DIRECTIVES:
a – Reproduce the portion of the bug report starting at "This isn't as" and ending at "it be /tmp ?".
b – Proceed with the bug report about the discover init script, picking up right after its last line.

READING PASSAGE:
Many thanks for the quick fix to #316808.  This is a similar problem
which I didn't spot at the time.  The init script uses /var/lib/discover
for a working file.  /var may not be mounted at the first run of
discover, either.

This isn't as serious as #316808 as discover still runs and a
problematic module can be blacklisted manually.

I'll attach a patch which, however, you probably won't want to use,
because it assumes you can write into /lib - probably a wrong assumption.
Should it be /tmp ?

Nick

-- System Information:
Debian Release: 3.1
  APT prefers unstable
  APT policy: (2, 'unstable')
Architecture: i386 (i686)
Kernel: Linux 2.6.11-1-k7
Locale: LANG=en_GB, LC_CTYPE=en_GB (charmap=ISO-8859-1)

PROVIDED RECORDS:

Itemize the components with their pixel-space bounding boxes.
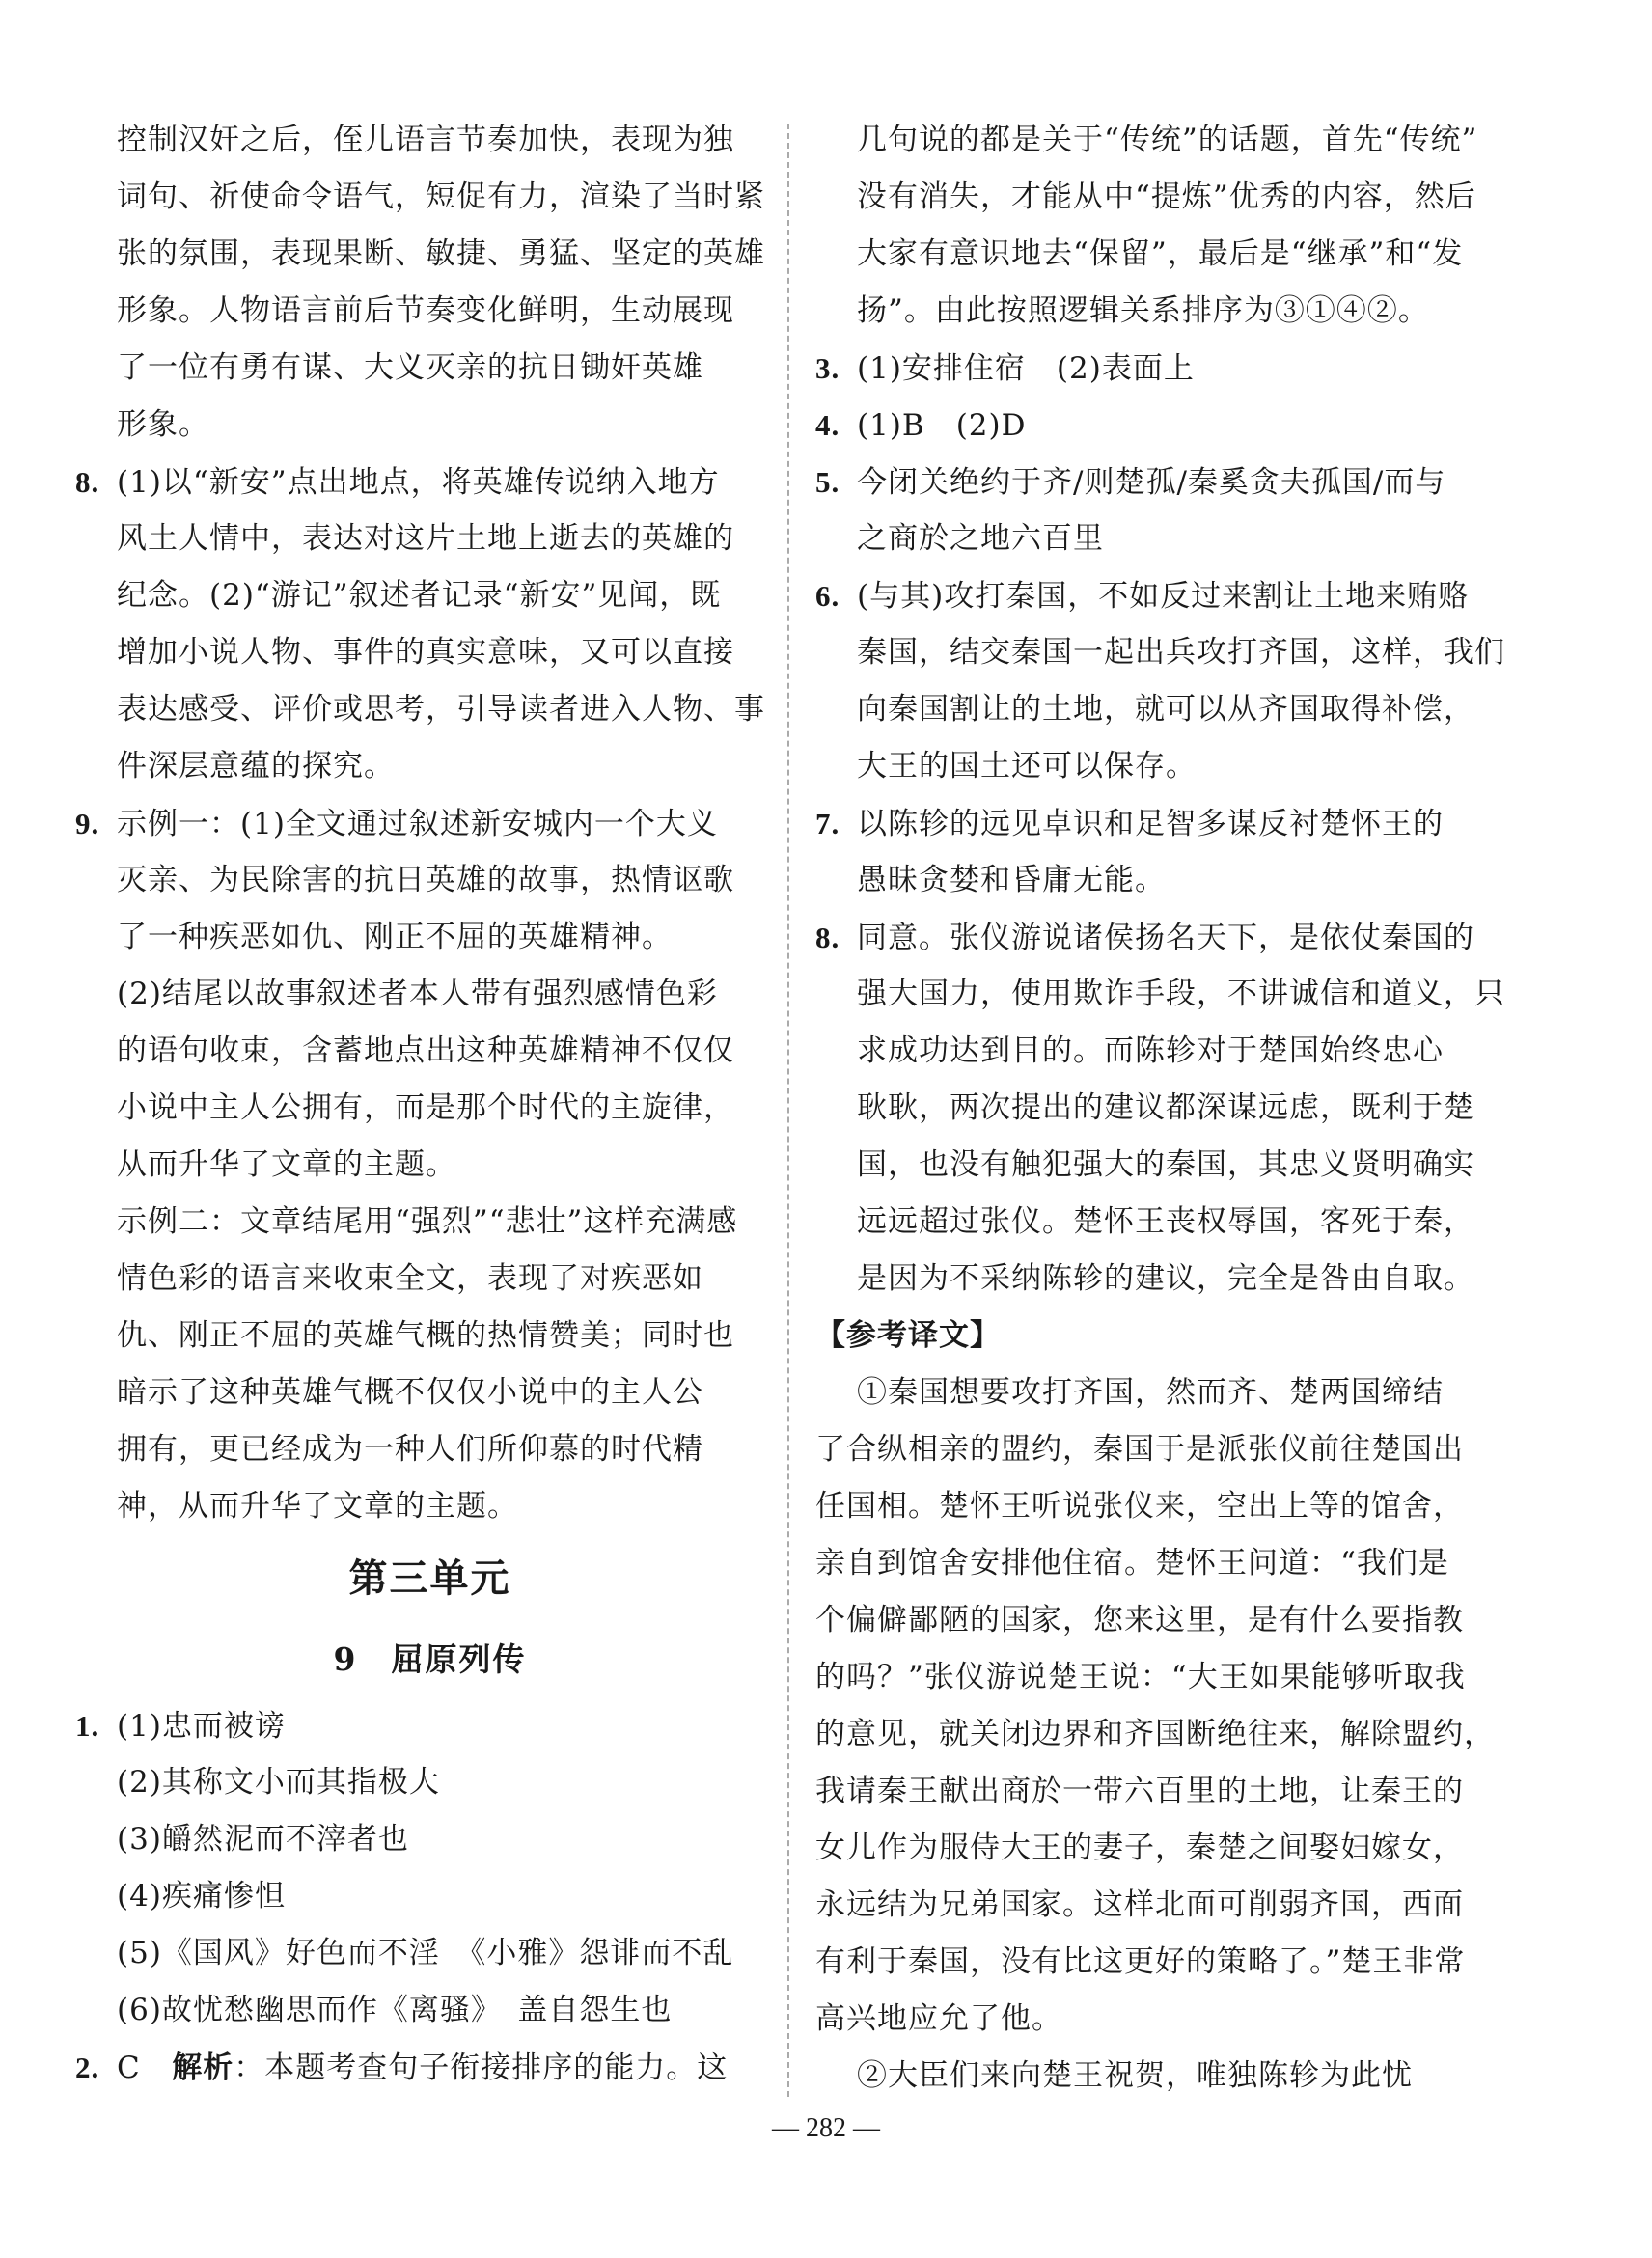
answer-number: 9.: [75, 807, 100, 840]
answer-2: 2. C 解析：本题考查句子衔接排序的能力。这: [75, 2039, 785, 2096]
answer-choice: C: [117, 2051, 141, 2085]
answer-8: 8. (1)以“新安”点出地点，将英雄传说纳入地方 风土人情中，表达对这片土地上逝去的英雄的 纪念。(2)“游记”叙述者记录“新安”见闻，既 增加小说人物、事件的真实意味，又可以直接 表达感受、评价或思考，引导读者进入人物、事 件深层意蕴的探究。: [75, 454, 785, 795]
answer-7-continuation: 控制汉奸之后，侄儿语言节奏加快，表现为独 词句、祈使命令语气，短促有力，渲染了当时紧 张的氛围，表现果断、敏捷、勇猛、坚定的英雄 形象。人物语言前后节奏变化鲜明，生动展现 了一位有勇有谋、大义灭亲的抗日锄奸英雄 形象。: [117, 123, 765, 442]
answer-number: 5.: [815, 465, 840, 499]
answer-4: 4. (1)B (2)D: [815, 397, 1496, 454]
answer-5: 5. 今闭关绝约于齐/则楚孤/秦奚贪夫孤国/而与 之商於之地六百里: [815, 454, 1496, 567]
answer-number: 1.: [75, 1709, 100, 1743]
page-number: — 282 —: [772, 2113, 880, 2143]
answer-number: 6.: [815, 579, 840, 613]
translation-paragraph-1: ①秦国想要攻打齐国，然而齐、楚两国缔结 了合纵相亲的盟约，秦国于是派张仪前往楚国出 任国相。楚怀王听说张仪来，空出上等的馆舍， 亲自到馆舍安排他住宿。楚怀王问道：“我们是 个偏僻鄙陋的国家，您来这里，是有什么要指教 的吗？”张仪游说楚王说：“大王如果能够听取我 的意见，就关闭边界和齐国断绝往来，解除盟约， 我请秦王献出商於一带六百里的土地，让秦王的 女儿作为服侍大王的妻子，秦楚之间娶妇嫁女， 永远结为兄弟国家。这样北面可削弱齐国，西面 有利于秦国，没有比这更好的策略了。”楚王非常 高兴地应允了他。: [815, 1375, 1495, 2036]
answer-3: 3. (1)安排住宿 (2)表面上: [815, 340, 1496, 397]
lesson-title: 9 屈原列传: [333, 1640, 527, 1678]
answer-8: 8. 同意。张仪游说诸侯扬名天下，是依仗秦国的 强大国力，使用欺诈手段，不讲诚信和道义，只 求成功达到目的。而陈轸对于楚国始终忠心 耿耿，两次提出的建议都深谋远虑，既利于楚 国，也没有触犯强大的秦国，其忠义贤明确实 远远超过张仪。楚怀王丧权辱国，客死于秦， 是因为不采纳陈轸的建议，完全是咎由自取。: [815, 909, 1496, 1308]
answer-number: 4.: [815, 408, 840, 442]
answer-number: 7.: [815, 807, 840, 840]
translation-paragraph-2: ②大臣们来向楚王祝贺，唯独陈轸为此忧: [857, 2058, 1413, 2093]
answer-number: 3.: [815, 351, 840, 385]
answer-6: 6. (与其)攻打秦国，不如反过来割让土地来贿赂 秦国，结交秦国一起出兵攻打齐国，这样，我们 向秦国割让的土地，就可以从齐国取得补偿， 大王的国土还可以保存。: [815, 567, 1496, 795]
translation-heading: 【参考译文】: [815, 1318, 1001, 1353]
right-column: [815, 112, 1505, 2105]
answer-number: 8.: [75, 465, 100, 499]
left-column: [75, 112, 785, 2096]
column-divider: [787, 124, 789, 2097]
answer-2-continuation: 几句说的都是关于“传统”的话题，首先“传统” 没有消失，才能从中“提炼”优秀的内容，然后 大家有意识地去“保留”，最后是“继承”和“发 扬”。由此按照逻辑关系排序为③①④②。: [857, 123, 1478, 328]
answer-number: 2.: [75, 2051, 100, 2084]
analysis-label: 解析: [172, 2051, 234, 2085]
answer-1: 1. (1)忠而被谤 (2)其称文小而其指极大 (3)皭然泥而不滓者也 (4)疾痛惨怛 (5)《国风》好色而不淫 《小雅》怨诽而不乱 (6)故忧愁幽思而作《离骚》 盖自怨生也: [75, 1697, 785, 2039]
answer-7: 7. 以陈轸的远见卓识和足智多谋反衬楚怀王的 愚昧贪婪和昏庸无能。: [815, 795, 1496, 909]
answer-9: 9. 示例一：(1)全文通过叙述新安城内一个大义 灭亲、为民除害的抗日英雄的故事，热情讴歌 了一种疾恶如仇、刚正不屈的英雄精神。 (2)结尾以故事叙述者本人带有强烈感情色彩 的语句收束，含蓄地点出这种英雄精神不仅仅 小说中主人公拥有，而是那个时代的主旋律， 从而升华了文章的主题。 示例二：文章结尾用“强烈”“悲壮”这样充满感 情色彩的语言来收束全文，表现了对疾恶如 仇、刚正不屈的英雄气概的热情赞美；同时也 暗示了这种英雄气概不仅仅小说中的主人公 拥有，更已经成为一种人们所仰慕的时代精 神，从而升华了文章的主题。: [75, 795, 785, 1535]
answer-number: 8.: [815, 921, 840, 954]
unit-title: 第三单元: [348, 1556, 511, 1601]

ANSWERS BY TASK:
a –
This isn't as serious as #316808 as discover still runs and a
problematic module can be blacklisted manually.

I'll attach a patch which, however, you probably won't want to use,
because it assumes you can write into /lib - probably a wrong assumption.
Should it be /tmp ?

b –
Versions of packages discover1 depends on:
ii  discover1-data              1.2005.07.31 hardware lists for libdiscover1
ii  libc6                       2.3.2.ds1-22 GNU C Library: Shared libraries an
ii  libdiscover1                1.7.12       hardware identification library

-- debconf information:
* discover/manage_cdrom_devices: true
* discover/cdrom_base_mountpoint: /media/
  discover/cdrom_base_mountpoint_error:
--- /home/leveret/backports/discover1-1.7.13/discover/discover.init.orig	2005-07-10 17:20:38.000000000 +0100
+++ /home/leveret/backports/discover1-1.7.13/discover/discover.init	2005-09-03 01:38:06.000000000 +0100
@@ -13,6 +13,9 @@
 # file that controls this init script's management of device symlinks
 INITFILE=/etc/default/discover
 
+# module we're loading, if it crashes then we know the culprit and can skip it
+CRASHFILE=/lib/discover/crash
+
 # cache, used more than once
 KVERS=$(uname -r)
 
@@ -48,12 +51,12 @@
   echo "$result"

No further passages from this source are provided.